* [What the exercise asks]: Convert every line of the listing below into a JSON list of strings, with one string per line and blank lines omitted. Leave the picture markers out of the result.

----------

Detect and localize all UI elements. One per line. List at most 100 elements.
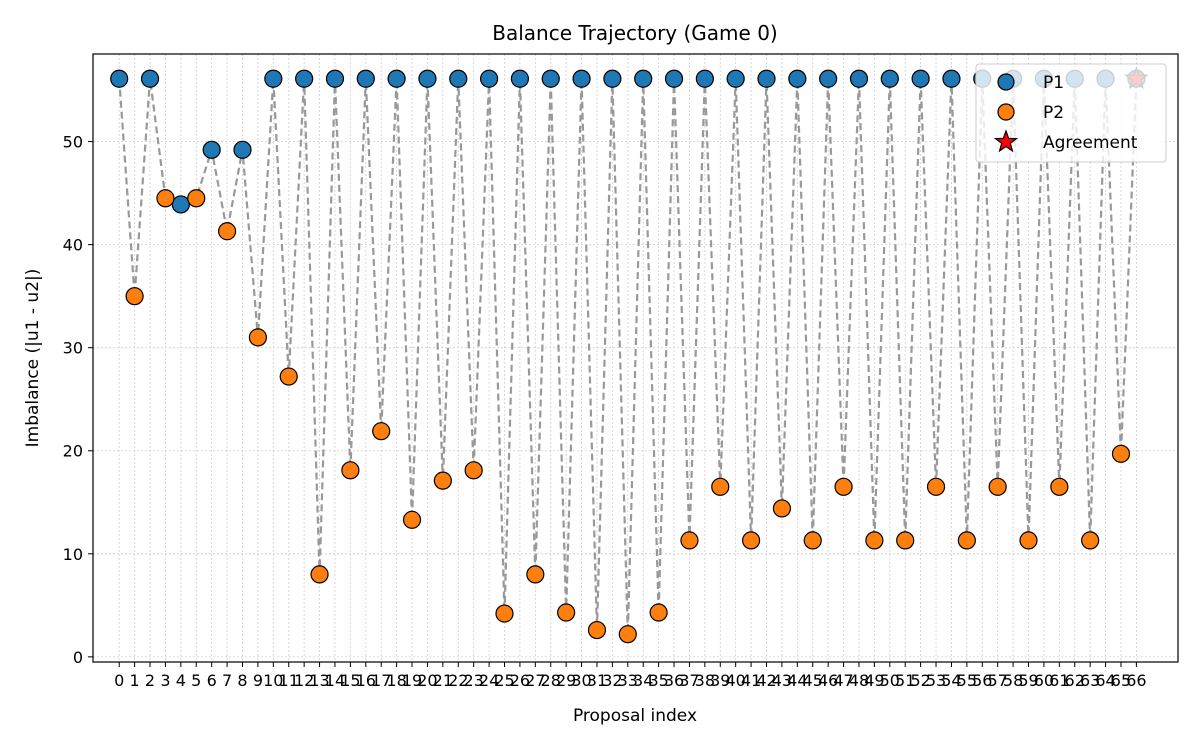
- grid-lines: [93, 54, 1178, 662]
- x-tick-label: 50: [880, 671, 900, 690]
- x-axis-ticks: 0 1 2 3 4 5 6 7 8 9 101112131415161718192021222324…: [114, 662, 1147, 690]
- x-tick-label: 3: [160, 671, 170, 690]
- x-tick-label: 17: [371, 671, 391, 690]
- point-p2: [402, 510, 422, 529]
- point-p1: [510, 69, 530, 88]
- point-p2: [372, 422, 391, 441]
- y-tick-label: 20: [63, 442, 83, 461]
- point-p1: [634, 69, 653, 88]
- legend-marker-p1: [997, 73, 1015, 91]
- x-tick-label: 26: [510, 671, 530, 690]
- point-p2: [957, 531, 976, 550]
- point-p1: [356, 69, 375, 88]
- point-p2: [248, 328, 268, 347]
- point-p1: [911, 69, 930, 88]
- x-tick-label: 16: [356, 671, 376, 690]
- point-p1: [603, 69, 622, 88]
- x-tick-label: 43: [772, 671, 792, 690]
- point-p2: [865, 531, 884, 550]
- x-tick-label: 64: [1095, 671, 1115, 690]
- point-p2: [279, 367, 298, 386]
- x-tick-label: 11: [279, 671, 299, 690]
- point-p2: [1019, 531, 1038, 550]
- x-tick-label: 8: [237, 671, 247, 690]
- x-tick-label: 23: [463, 671, 483, 690]
- point-p1: [140, 69, 160, 88]
- point-p2: [803, 531, 822, 550]
- x-tick-label: 42: [756, 671, 776, 690]
- x-tick-label: 4: [176, 671, 186, 690]
- y-tick-label: 40: [63, 236, 83, 255]
- point-p2: [711, 477, 730, 496]
- point-p1: [233, 140, 252, 159]
- point-p1: [449, 69, 468, 88]
- x-tick-label: 14: [325, 671, 345, 690]
- x-tick-label: 36: [664, 671, 684, 690]
- x-tick-label: 30: [571, 671, 591, 690]
- point-p1: [880, 69, 899, 88]
- x-axis-label: Proposal index: [573, 706, 697, 726]
- x-tick-label: 12: [294, 671, 314, 690]
- legend: P1 P2 Agreement: [975, 63, 1167, 163]
- point-p2: [741, 531, 761, 550]
- x-tick-label: 1: [130, 671, 140, 690]
- legend-marker-p2: [997, 103, 1015, 121]
- legend-entry-p2: P2: [997, 103, 1064, 123]
- point-p2: [896, 531, 915, 550]
- x-tick-label: 62: [1065, 671, 1085, 690]
- x-tick-label: 49: [864, 671, 884, 690]
- point-p1: [849, 69, 869, 88]
- x-tick-label: 29: [556, 671, 576, 690]
- x-tick-label: 25: [494, 671, 514, 690]
- legend-entry-agreement: Agreement: [993, 129, 1138, 153]
- point-p1: [541, 69, 560, 88]
- point-p1: [942, 69, 961, 88]
- point-p2: [926, 477, 946, 496]
- x-tick-label: 35: [648, 671, 668, 690]
- x-tick-label: 39: [710, 671, 730, 690]
- x-tick-label: 9: [253, 671, 263, 690]
- point-p2: [649, 603, 668, 622]
- x-tick-label: 5: [191, 671, 201, 690]
- x-tick-label: 7: [222, 671, 232, 690]
- x-tick-label: 31: [587, 671, 607, 690]
- point-p1: [788, 69, 807, 88]
- x-tick-label: 48: [849, 671, 869, 690]
- x-tick-label: 59: [1018, 671, 1038, 690]
- point-p1: [757, 69, 776, 88]
- point-p2: [310, 565, 329, 584]
- x-tick-label: 2: [145, 671, 155, 690]
- point-p2: [557, 603, 576, 622]
- x-tick-label: 33: [618, 671, 638, 690]
- point-p1: [295, 69, 314, 88]
- x-tick-label: 56: [972, 671, 992, 690]
- x-tick-label: 53: [926, 671, 946, 690]
- x-tick-label: 44: [787, 671, 807, 690]
- point-p1: [110, 69, 129, 88]
- x-tick-label: 28: [541, 671, 561, 690]
- point-p2: [217, 222, 237, 241]
- x-tick-label: 51: [895, 671, 915, 690]
- point-p2: [1081, 531, 1100, 550]
- x-tick-label: 21: [433, 671, 453, 690]
- x-tick-label: 61: [1049, 671, 1069, 690]
- legend-label-p2: P2: [1043, 103, 1064, 123]
- point-p2: [587, 620, 607, 640]
- x-tick-label: 15: [340, 671, 360, 690]
- point-p1: [171, 195, 190, 214]
- point-p2: [618, 625, 637, 644]
- x-tick-label: 47: [833, 671, 853, 690]
- x-tick-label: 55: [957, 671, 977, 690]
- x-tick-label: 22: [448, 671, 468, 690]
- y-tick-label: 10: [63, 545, 83, 564]
- x-tick-label: 60: [1034, 671, 1054, 690]
- point-p2: [187, 189, 206, 208]
- legend-marker-agreement: [993, 129, 1019, 153]
- point-p1: [479, 69, 499, 88]
- chart-title: Balance Trajectory (Game 0): [492, 21, 777, 45]
- point-p2: [1050, 477, 1069, 496]
- legend-entry-p1: P1: [997, 73, 1064, 93]
- point-p1: [418, 69, 437, 88]
- y-tick-label: 0: [73, 648, 83, 667]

----------

* [Solution below]:
[
  "Detect and localize all UI elements. One per line. List at most 100 elements.",
  "- grid-lines: [93, 54, 1178, 662]",
  "- x-tick-label: 50: [880, 671, 900, 690]",
  "- x-axis-ticks: 0 1 2 3 4 5 6 7 8 9 101112131415161718192021222324…: [114, 662, 1147, 690]",
  "- x-tick-label: 3: [160, 671, 170, 690]",
  "- x-tick-label: 17: [371, 671, 391, 690]",
  "- point-p2: [402, 510, 422, 529]",
  "- point-p1: [510, 69, 530, 88]",
  "- point-p2: [372, 422, 391, 441]",
  "- y-tick-label: 20: [63, 442, 83, 461]",
  "- point-p1: [634, 69, 653, 88]",
  "- legend-marker-p1: [997, 73, 1015, 91]",
  "- x-tick-label: 26: [510, 671, 530, 690]",
  "- point-p2: [957, 531, 976, 550]",
  "- point-p1: [356, 69, 375, 88]",
  "- point-p2: [248, 328, 268, 347]",
  "- point-p1: [911, 69, 930, 88]",
  "- x-tick-label: 16: [356, 671, 376, 690]",
  "- point-p1: [603, 69, 622, 88]",
  "- x-tick-label: 43: [772, 671, 792, 690]",
  "- point-p2: [865, 531, 884, 550]",
  "- x-tick-label: 64: [1095, 671, 1115, 690]",
  "- point-p2: [279, 367, 298, 386]",
  "- x-tick-label: 11: [279, 671, 299, 690]",
  "- point-p2: [1019, 531, 1038, 550]",
  "- x-tick-label: 8: [237, 671, 247, 690]",
  "- x-tick-label: 23: [463, 671, 483, 690]",
  "- point-p1: [140, 69, 160, 88]",
  "- point-p2: [803, 531, 822, 550]",
  "- x-tick-label: 42: [756, 671, 776, 690]",
  "- x-tick-label: 4: [176, 671, 186, 690]",
  "- y-tick-label: 40: [63, 236, 83, 255]",
  "- point-p2: [711, 477, 730, 496]",
  "- point-p1: [233, 140, 252, 159]",
  "- point-p1: [449, 69, 468, 88]",
  "- x-tick-label: 14: [325, 671, 345, 690]",
  "- x-tick-label: 36: [664, 671, 684, 690]",
  "- x-tick-label: 30: [571, 671, 591, 690]",
  "- point-p1: [880, 69, 899, 88]",
  "- x-axis-label: Proposal index: [573, 706, 697, 726]",
  "- x-tick-label: 12: [294, 671, 314, 690]",
  "- legend: P1 P2 Agreement: [975, 63, 1167, 163]",
  "- point-p2: [741, 531, 761, 550]",
  "- x-tick-label: 1: [130, 671, 140, 690]",
  "- legend-marker-p2: [997, 103, 1015, 121]",
  "- legend-entry-p2: P2: [997, 103, 1064, 123]",
  "- point-p2: [896, 531, 915, 550]",
  "- x-tick-label: 62: [1065, 671, 1085, 690]",
  "- x-tick-label: 49: [864, 671, 884, 690]",
  "- point-p1: [849, 69, 869, 88]",
  "- x-tick-label: 29: [556, 671, 576, 690]",
  "- x-tick-label: 25: [494, 671, 514, 690]",
  "- legend-entry-agreement: Agreement: [993, 129, 1138, 153]",
  "- point-p1: [541, 69, 560, 88]",
  "- point-p1: [942, 69, 961, 88]",
  "- point-p2: [926, 477, 946, 496]",
  "- x-tick-label: 35: [648, 671, 668, 690]",
  "- x-tick-label: 39: [710, 671, 730, 690]",
  "- x-tick-label: 9: [253, 671, 263, 690]",
  "- point-p2: [649, 603, 668, 622]",
  "- x-tick-label: 5: [191, 671, 201, 690]",
  "- x-tick-label: 7: [222, 671, 232, 690]",
  "- x-tick-label: 31: [587, 671, 607, 690]",
  "- point-p1: [788, 69, 807, 88]",
  "- x-tick-label: 48: [849, 671, 869, 690]",
  "- x-tick-label: 59: [1018, 671, 1038, 690]",
  "- point-p1: [757, 69, 776, 88]",
  "- point-p2: [310, 565, 329, 584]",
  "- x-tick-label: 2: [145, 671, 155, 690]",
  "- point-p2: [557, 603, 576, 622]",
  "- x-tick-label: 33: [618, 671, 638, 690]",
  "- point-p1: [295, 69, 314, 88]",
  "- x-tick-label: 56: [972, 671, 992, 690]",
  "- x-tick-label: 53: [926, 671, 946, 690]",
  "- x-tick-label: 44: [787, 671, 807, 690]",
  "- point-p1: [110, 69, 129, 88]",
  "- x-tick-label: 28: [541, 671, 561, 690]",
  "- point-p2: [217, 222, 237, 241]",
  "- x-tick-label: 51: [895, 671, 915, 690]",
  "- point-p2: [1081, 531, 1100, 550]",
  "- x-tick-label: 21: [433, 671, 453, 690]",
  "- x-tick-label: 61: [1049, 671, 1069, 690]",
  "- legend-label-p2: P2: [1043, 103, 1064, 123]",
  "- point-p2: [587, 620, 607, 640]",
  "- x-tick-label: 15: [340, 671, 360, 690]",
  "- point-p1: [171, 195, 190, 214]",
  "- point-p2: [618, 625, 637, 644]",
  "- x-tick-label: 47: [833, 671, 853, 690]",
  "- x-tick-label: 55: [957, 671, 977, 690]",
  "- x-tick-label: 22: [448, 671, 468, 690]",
  "- y-tick-label: 10: [63, 545, 83, 564]",
  "- x-tick-label: 60: [1034, 671, 1054, 690]",
  "- point-p2: [187, 189, 206, 208]",
  "- legend-marker-agreement: [993, 129, 1019, 153]",
  "- point-p1: [479, 69, 499, 88]",
  "- chart-title: Balance Trajectory (Game 0): [492, 21, 777, 45]",
  "- point-p2: [1050, 477, 1069, 496]",
  "- legend-entry-p1: P1: [997, 73, 1064, 93]",
  "- point-p1: [418, 69, 437, 88]",
  "- y-tick-label: 0: [73, 648, 83, 667]"
]